* [Records from a data source]

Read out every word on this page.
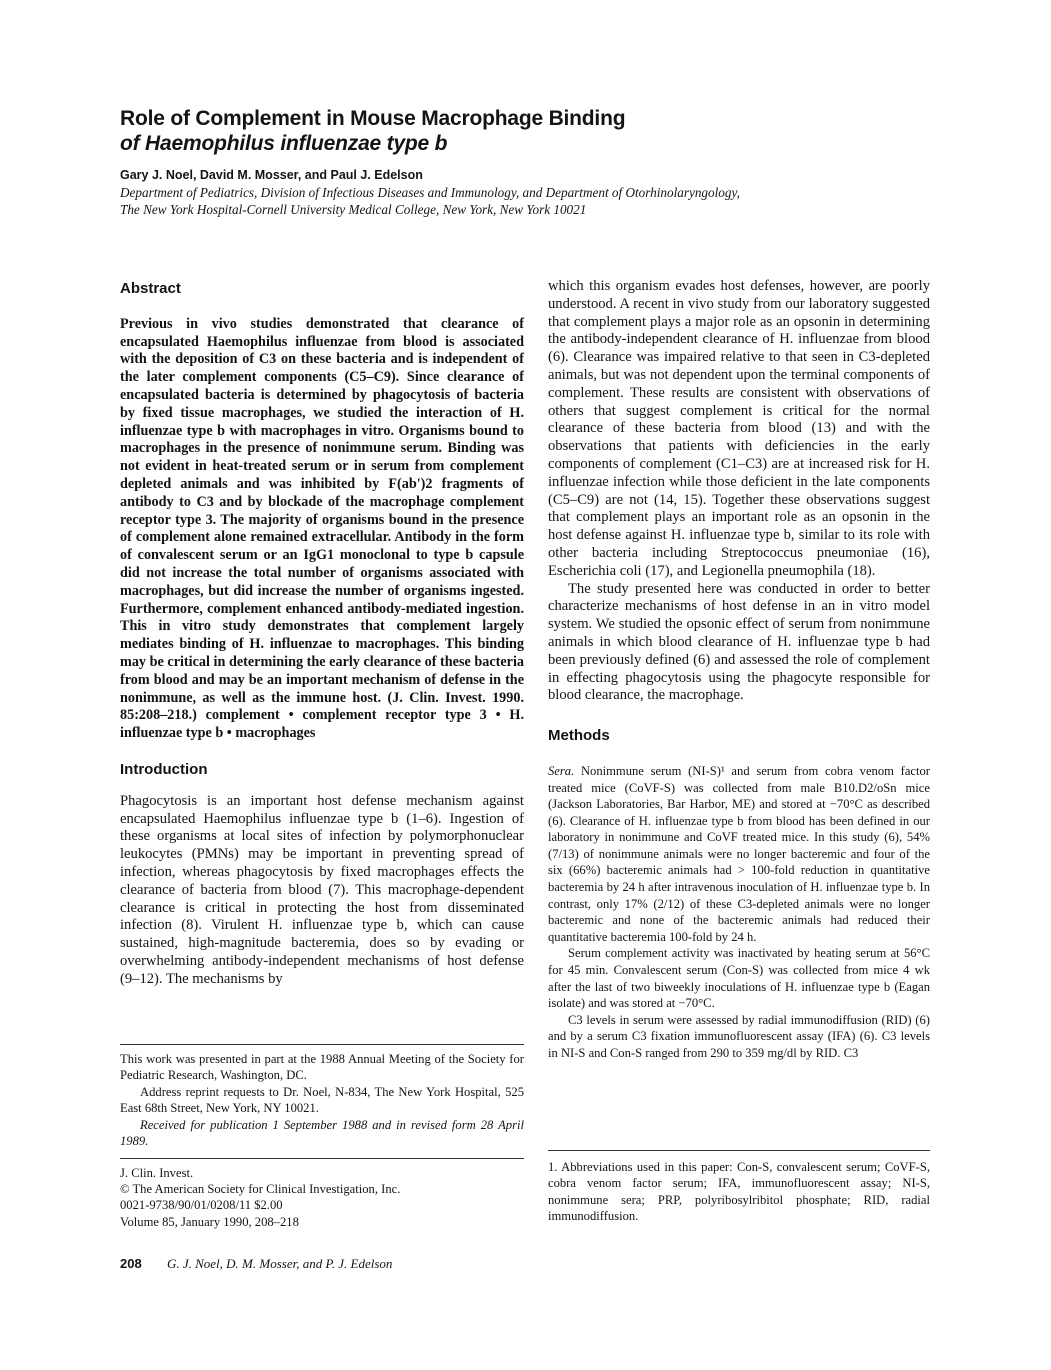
Role of Complement in Mouse Macrophage Binding
of Haemophilus influenzae type b
Gary J. Noel, David M. Mosser, and Paul J. Edelson
Department of Pediatrics, Division of Infectious Diseases and Immunology, and Department of Otorhinolaryngology,
The New York Hospital-Cornell University Medical College, New York, New York 10021
Abstract

Previous in vivo studies demonstrated that clearance of encapsulated Haemophilus influenzae from blood is associated with the deposition of C3 on these bacteria and is independent of the later complement components (C5–C9). Since clearance of encapsulated bacteria is determined by phagocytosis of bacteria by fixed tissue macrophages, we studied the interaction of H. influenzae type b with macrophages in vitro. Organisms bound to macrophages in the presence of nonimmune serum. Binding was not evident in heat-treated serum or in serum from complement depleted animals and was inhibited by F(ab')2 fragments of antibody to C3 and by blockade of the macrophage complement receptor type 3. The majority of organisms bound in the presence of complement alone remained extracellular. Antibody in the form of convalescent serum or an IgG1 monoclonal to type b capsule did not increase the total number of organisms associated with macrophages, but did increase the number of organisms ingested. Furthermore, complement enhanced antibody-mediated ingestion. This in vitro study demonstrates that complement largely mediates binding of H. influenzae to macrophages. This binding may be critical in determining the early clearance of these bacteria from blood and may be an important mechanism of defense in the nonimmune, as well as the immune host. (J. Clin. Invest. 1990. 85:208–218.) complement • complement receptor type 3 • H. influenzae type b • macrophages

Introduction

Phagocytosis is an important host defense mechanism against encapsulated Haemophilus influenzae type b (1–6). Ingestion of these organisms at local sites of infection by polymorphonuclear leukocytes (PMNs) may be important in preventing spread of infection, whereas phagocytosis by fixed macrophages effects the clearance of bacteria from blood (7). This macrophage-dependent clearance is critical in protecting the host from disseminated infection (8). Virulent H. influenzae type b, which can cause sustained, high-magnitude bacteremia, does so by evading or overwhelming antibody-independent mechanisms of host defense (9–12). The mechanisms by

which this organism evades host defenses, however, are poorly understood. A recent in vivo study from our laboratory suggested that complement plays a major role as an opsonin in determining the antibody-independent clearance of H. influenzae from blood (6). Clearance was impaired relative to that seen in C3-depleted animals, but was not dependent upon the terminal components of complement. These results are consistent with observations of others that suggest complement is critical for the normal clearance of these bacteria from blood (13) and with the observations that patients with deficiencies in the early components of complement (C1–C3) are at increased risk for H. influenzae infection while those deficient in the late components (C5–C9) are not (14, 15). Together these observations suggest that complement plays an important role as an opsonin in the host defense against H. influenzae type b, similar to its role with other bacteria including Streptococcus pneumoniae (16), Escherichia coli (17), and Legionella pneumophila (18).

The study presented here was conducted in order to better characterize mechanisms of host defense in an in vitro model system. We studied the opsonic effect of serum from nonimmune animals in which blood clearance of H. influenzae type b had been previously defined (6) and assessed the role of complement in effecting phagocytosis using the phagocyte responsible for blood clearance, the macrophage.

Methods

Sera. Nonimmune serum (NI-S)¹ and serum from cobra venom factor treated mice (CoVF-S) was collected from male B10.D2/oSn mice (Jackson Laboratories, Bar Harbor, ME) and stored at −70°C as described (6). Clearance of H. influenzae type b from blood has been defined in our laboratory in nonimmune and CoVF treated mice. In this study (6), 54% (7/13) of nonimmune animals were no longer bacteremic and four of the six (66%) bacteremic animals had > 100-fold reduction in quantitative bacteremia by 24 h after intravenous inoculation of H. influenzae type b. In contrast, only 17% (2/12) of these C3-depleted animals were no longer bacteremic and none of the bacteremic animals had reduced their quantitative bacteremia 100-fold by 24 h.

Serum complement activity was inactivated by heating serum at 56°C for 45 min. Convalescent serum (Con-S) was collected from mice 4 wk after the last of two biweekly inoculations of H. influenzae type b (Eagan isolate) and was stored at −70°C.

C3 levels in serum were assessed by radial immunodiffusion (RID) (6) and by a serum C3 fixation immunofluorescent assay (IFA) (6). C3 levels in NI-S and Con-S ranged from 290 to 359 mg/dl by RID. C3

This work was presented in part at the 1988 Annual Meeting of the Society for Pediatric Research, Washington, DC.

Address reprint requests to Dr. Noel, N-834, The New York Hospital, 525 East 68th Street, New York, NY 10021.

Received for publication 1 September 1988 and in revised form 28 April 1989.

J. Clin. Invest.
© The American Society for Clinical Investigation, Inc.
0021-9738/90/01/0208/11 $2.00
Volume 85, January 1990, 208–218

1. Abbreviations used in this paper: Con-S, convalescent serum; CoVF-S, cobra venom factor serum; IFA, immunofluorescent assay; NI-S, nonimmune sera; PRP, polyribosylribitol phosphate; RID, radial immunodiffusion.

208 G. J. Noel, D. M. Mosser, and P. J. Edelson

* [Exercise prompt] Go through the entries above and copy each line holding the string "immunodiffusion".

* [Written solution]
C3 levels in serum were assessed by radial immunodiffusion (RID) (6) and by a serum C3 fixation immunofluorescent assay (IFA) (6). C3 levels in NI-S and Con-S ranged from 290 to 359 mg/dl by RID. C3
1. Abbreviations used in this paper: Con-S, convalescent serum; CoVF-S, cobra venom factor serum; IFA, immunofluorescent assay; NI-S, nonimmune sera; PRP, polyribosylribitol phosphate; RID, radial immunodiffusion.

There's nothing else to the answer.